Task statement
Check each line of the records for "this"; collect those that have it.
───── Dataset rows ─────
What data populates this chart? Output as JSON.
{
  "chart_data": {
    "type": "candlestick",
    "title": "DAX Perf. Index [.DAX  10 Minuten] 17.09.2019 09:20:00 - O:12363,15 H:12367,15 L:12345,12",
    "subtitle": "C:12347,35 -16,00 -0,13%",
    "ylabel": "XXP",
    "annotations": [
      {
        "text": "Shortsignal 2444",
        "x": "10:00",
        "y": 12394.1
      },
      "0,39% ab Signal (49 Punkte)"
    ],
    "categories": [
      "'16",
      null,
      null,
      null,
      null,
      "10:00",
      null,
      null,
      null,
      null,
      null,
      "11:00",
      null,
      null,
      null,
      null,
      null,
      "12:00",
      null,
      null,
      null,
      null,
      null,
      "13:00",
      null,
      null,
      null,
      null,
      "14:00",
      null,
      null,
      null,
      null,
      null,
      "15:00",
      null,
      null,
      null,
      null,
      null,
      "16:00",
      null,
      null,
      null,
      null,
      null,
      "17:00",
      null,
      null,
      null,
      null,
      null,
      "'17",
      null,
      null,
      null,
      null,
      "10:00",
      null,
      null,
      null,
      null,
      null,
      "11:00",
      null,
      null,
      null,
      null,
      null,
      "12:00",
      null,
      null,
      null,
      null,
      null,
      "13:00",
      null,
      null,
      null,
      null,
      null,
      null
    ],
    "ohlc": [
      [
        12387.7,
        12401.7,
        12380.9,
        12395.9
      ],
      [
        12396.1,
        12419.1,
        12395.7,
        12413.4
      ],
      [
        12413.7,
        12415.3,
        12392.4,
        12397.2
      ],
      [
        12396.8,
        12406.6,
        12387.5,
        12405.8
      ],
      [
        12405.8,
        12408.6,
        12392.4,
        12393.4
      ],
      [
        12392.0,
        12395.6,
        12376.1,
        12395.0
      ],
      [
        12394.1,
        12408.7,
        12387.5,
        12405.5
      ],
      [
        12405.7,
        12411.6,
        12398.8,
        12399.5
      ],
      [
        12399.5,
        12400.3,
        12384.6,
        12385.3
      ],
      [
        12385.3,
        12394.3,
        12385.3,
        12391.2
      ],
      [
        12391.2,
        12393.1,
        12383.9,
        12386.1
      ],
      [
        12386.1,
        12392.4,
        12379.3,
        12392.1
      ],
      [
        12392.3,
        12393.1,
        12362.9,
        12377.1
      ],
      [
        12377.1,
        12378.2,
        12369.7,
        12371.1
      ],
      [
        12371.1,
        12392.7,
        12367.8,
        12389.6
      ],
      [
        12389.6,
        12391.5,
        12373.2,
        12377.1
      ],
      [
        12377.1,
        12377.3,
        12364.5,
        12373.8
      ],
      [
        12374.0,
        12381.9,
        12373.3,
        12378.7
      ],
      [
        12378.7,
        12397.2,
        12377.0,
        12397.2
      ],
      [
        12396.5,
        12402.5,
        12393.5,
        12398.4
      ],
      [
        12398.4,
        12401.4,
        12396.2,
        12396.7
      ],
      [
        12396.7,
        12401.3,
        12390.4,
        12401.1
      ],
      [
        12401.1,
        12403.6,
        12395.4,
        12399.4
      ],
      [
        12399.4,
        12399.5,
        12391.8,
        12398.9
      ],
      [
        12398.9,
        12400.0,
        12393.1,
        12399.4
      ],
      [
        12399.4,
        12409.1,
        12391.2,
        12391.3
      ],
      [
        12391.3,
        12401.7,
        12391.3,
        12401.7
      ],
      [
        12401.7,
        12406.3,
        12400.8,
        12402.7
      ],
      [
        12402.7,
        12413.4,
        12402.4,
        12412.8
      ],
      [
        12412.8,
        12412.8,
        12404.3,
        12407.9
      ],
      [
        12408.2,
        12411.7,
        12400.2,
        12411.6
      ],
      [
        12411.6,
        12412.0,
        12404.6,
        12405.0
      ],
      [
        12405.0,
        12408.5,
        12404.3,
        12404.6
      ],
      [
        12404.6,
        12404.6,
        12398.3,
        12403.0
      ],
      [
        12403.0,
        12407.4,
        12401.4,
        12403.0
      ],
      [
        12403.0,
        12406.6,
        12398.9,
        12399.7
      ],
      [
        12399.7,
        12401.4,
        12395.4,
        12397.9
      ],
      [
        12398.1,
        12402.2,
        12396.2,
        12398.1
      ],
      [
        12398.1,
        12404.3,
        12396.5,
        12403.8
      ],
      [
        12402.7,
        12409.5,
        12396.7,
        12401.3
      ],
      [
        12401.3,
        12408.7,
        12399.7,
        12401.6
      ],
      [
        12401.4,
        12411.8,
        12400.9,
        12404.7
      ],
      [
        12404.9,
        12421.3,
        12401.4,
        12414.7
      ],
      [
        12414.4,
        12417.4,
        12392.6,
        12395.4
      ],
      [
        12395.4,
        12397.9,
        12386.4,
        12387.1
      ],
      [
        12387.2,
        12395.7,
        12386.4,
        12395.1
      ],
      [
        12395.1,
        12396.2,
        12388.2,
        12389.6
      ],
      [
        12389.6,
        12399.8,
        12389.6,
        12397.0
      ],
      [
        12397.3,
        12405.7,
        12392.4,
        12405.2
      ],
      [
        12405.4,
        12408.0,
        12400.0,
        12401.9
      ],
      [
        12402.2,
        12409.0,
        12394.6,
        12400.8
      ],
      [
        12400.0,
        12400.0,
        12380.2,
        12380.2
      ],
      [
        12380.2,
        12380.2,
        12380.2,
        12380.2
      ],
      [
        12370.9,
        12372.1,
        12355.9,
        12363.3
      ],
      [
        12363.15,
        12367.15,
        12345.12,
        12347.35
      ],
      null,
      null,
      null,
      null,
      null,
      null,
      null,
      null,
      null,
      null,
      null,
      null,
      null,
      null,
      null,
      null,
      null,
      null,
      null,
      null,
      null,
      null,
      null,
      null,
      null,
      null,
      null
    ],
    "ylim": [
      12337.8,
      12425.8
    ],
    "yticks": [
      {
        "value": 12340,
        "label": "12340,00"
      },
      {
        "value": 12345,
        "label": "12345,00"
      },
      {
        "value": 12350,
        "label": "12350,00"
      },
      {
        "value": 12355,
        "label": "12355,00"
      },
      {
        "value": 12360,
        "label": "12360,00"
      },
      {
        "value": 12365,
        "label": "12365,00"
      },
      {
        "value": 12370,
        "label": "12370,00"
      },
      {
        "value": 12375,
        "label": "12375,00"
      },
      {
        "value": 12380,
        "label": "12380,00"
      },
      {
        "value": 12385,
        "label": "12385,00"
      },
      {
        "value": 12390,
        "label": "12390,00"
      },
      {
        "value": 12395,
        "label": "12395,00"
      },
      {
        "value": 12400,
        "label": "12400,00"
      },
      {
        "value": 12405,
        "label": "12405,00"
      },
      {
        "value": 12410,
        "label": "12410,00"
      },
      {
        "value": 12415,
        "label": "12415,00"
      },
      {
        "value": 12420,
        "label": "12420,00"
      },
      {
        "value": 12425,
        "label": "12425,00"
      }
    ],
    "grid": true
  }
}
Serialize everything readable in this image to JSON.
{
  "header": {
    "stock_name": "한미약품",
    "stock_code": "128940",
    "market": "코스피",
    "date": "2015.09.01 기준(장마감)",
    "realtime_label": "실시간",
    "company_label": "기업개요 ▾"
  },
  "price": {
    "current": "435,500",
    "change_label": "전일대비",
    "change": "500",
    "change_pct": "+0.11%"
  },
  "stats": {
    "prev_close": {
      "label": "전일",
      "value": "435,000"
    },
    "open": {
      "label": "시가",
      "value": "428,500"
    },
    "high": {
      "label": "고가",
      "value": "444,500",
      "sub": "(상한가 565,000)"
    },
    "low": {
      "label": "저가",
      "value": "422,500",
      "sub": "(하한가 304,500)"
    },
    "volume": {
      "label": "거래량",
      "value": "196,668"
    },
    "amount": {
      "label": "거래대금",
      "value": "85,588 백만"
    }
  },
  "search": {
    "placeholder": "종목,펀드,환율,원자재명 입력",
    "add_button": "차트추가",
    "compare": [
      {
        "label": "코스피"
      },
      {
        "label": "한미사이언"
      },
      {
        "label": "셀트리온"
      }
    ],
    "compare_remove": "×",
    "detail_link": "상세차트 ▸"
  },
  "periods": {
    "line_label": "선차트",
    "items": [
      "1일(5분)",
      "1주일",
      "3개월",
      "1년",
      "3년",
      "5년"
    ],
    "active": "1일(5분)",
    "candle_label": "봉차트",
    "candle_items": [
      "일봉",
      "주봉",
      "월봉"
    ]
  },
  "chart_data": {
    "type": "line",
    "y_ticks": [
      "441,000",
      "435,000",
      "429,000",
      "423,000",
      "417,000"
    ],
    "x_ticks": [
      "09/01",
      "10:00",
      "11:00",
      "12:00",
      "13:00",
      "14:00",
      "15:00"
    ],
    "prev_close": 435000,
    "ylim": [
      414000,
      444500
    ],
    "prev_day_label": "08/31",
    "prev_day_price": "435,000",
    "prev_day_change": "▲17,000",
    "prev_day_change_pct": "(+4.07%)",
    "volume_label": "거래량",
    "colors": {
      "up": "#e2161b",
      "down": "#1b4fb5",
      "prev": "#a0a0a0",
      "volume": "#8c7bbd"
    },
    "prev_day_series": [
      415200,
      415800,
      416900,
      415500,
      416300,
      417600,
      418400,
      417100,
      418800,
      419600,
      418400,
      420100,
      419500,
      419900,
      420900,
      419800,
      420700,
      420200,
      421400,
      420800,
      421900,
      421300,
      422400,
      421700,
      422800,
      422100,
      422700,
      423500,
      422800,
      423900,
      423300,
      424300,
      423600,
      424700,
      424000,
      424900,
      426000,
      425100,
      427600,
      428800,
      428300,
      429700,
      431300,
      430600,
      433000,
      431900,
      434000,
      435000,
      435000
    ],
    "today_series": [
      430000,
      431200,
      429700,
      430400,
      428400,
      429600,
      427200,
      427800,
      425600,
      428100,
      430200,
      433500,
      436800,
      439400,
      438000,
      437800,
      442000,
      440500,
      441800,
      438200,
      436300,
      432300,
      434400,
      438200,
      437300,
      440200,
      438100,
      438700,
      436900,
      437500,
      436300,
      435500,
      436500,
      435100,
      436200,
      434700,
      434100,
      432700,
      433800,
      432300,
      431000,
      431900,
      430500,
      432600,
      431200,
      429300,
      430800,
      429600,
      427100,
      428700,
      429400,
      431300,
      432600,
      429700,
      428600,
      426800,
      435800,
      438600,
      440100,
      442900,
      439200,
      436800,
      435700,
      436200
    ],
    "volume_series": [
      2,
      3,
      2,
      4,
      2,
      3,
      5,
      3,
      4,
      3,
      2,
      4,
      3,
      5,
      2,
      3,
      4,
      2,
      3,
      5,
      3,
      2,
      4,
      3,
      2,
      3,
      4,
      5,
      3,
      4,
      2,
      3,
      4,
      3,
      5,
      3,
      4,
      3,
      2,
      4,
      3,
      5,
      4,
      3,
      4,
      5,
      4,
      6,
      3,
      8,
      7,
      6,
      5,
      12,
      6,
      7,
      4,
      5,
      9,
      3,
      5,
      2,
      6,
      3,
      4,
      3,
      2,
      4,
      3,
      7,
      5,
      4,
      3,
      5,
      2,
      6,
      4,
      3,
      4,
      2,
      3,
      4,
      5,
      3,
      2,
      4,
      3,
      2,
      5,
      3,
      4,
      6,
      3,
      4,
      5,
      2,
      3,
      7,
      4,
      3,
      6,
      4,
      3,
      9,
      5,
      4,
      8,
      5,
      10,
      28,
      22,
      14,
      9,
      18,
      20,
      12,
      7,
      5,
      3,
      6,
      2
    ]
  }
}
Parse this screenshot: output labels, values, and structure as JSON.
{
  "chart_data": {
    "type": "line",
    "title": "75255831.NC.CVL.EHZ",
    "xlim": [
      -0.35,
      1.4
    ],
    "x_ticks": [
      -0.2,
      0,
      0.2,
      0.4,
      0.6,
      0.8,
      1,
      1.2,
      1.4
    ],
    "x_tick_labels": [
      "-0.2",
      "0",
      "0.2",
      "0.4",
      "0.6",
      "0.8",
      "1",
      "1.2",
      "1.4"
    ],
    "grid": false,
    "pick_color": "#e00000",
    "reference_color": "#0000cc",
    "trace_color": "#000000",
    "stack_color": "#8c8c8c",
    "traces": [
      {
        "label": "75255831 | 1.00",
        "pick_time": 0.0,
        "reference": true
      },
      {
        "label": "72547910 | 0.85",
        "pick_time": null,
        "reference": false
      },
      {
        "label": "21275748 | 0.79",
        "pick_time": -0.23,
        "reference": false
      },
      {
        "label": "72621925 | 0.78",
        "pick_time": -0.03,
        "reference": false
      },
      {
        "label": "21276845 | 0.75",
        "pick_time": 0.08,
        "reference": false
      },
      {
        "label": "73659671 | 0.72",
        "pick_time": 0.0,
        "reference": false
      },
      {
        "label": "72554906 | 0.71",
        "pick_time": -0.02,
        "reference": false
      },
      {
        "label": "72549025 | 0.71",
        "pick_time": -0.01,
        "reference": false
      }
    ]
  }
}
─────
Exercise result
What data populates this chart? Output as JSON.
Serialize everything readable in this image to JSON.
Parse this screenshot: output labels, values, and structure as JSON.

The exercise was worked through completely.